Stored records
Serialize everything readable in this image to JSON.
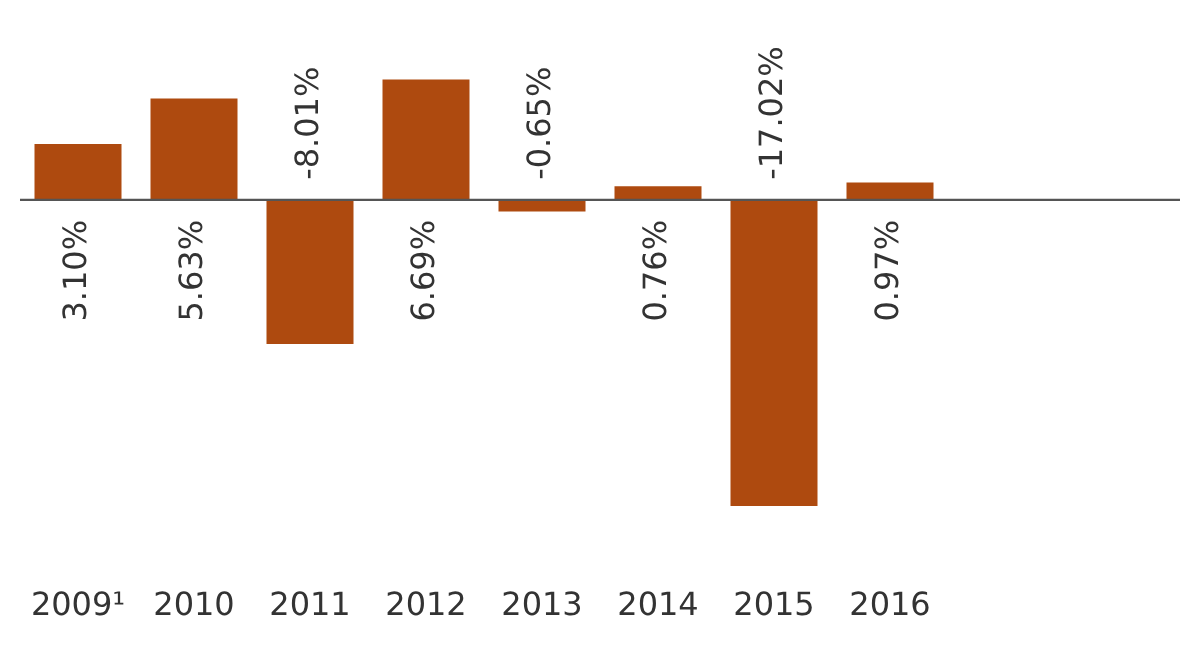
{
  "chart_data": {
    "type": "bar",
    "categories": [
      "2009¹",
      "2010",
      "2011",
      "2012",
      "2013",
      "2014",
      "2015",
      "2016",
      null,
      null
    ],
    "values": [
      3.1,
      5.63,
      -8.01,
      6.69,
      -0.65,
      0.76,
      -17.02,
      0.97,
      null,
      null
    ],
    "value_labels": [
      "3.10%",
      "5.63%",
      "-8.01%",
      "6.69%",
      "-0.65%",
      "0.76%",
      "-17.02%",
      "0.97%",
      null,
      null
    ],
    "color": "#ae4a0f",
    "grid": false,
    "legend": false,
    "tick_labels": "x"
  }
}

▶ EXERCISE DIRECTIONS
Extract every line of the data exactly; pictures stay out.

▶ THE RESPONSE
Serialize everything readable in this image to JSON.
{
  "chart_data": {
    "type": "bar",
    "categories": [
      "2009¹",
      "2010",
      "2011",
      "2012",
      "2013",
      "2014",
      "2015",
      "2016",
      null,
      null
    ],
    "values": [
      3.1,
      5.63,
      -8.01,
      6.69,
      -0.65,
      0.76,
      -17.02,
      0.97,
      null,
      null
    ],
    "value_labels": [
      "3.10%",
      "5.63%",
      "-8.01%",
      "6.69%",
      "-0.65%",
      "0.76%",
      "-17.02%",
      "0.97%",
      null,
      null
    ],
    "color": "#ae4a0f",
    "grid": false,
    "legend": false,
    "tick_labels": "x"
  }
}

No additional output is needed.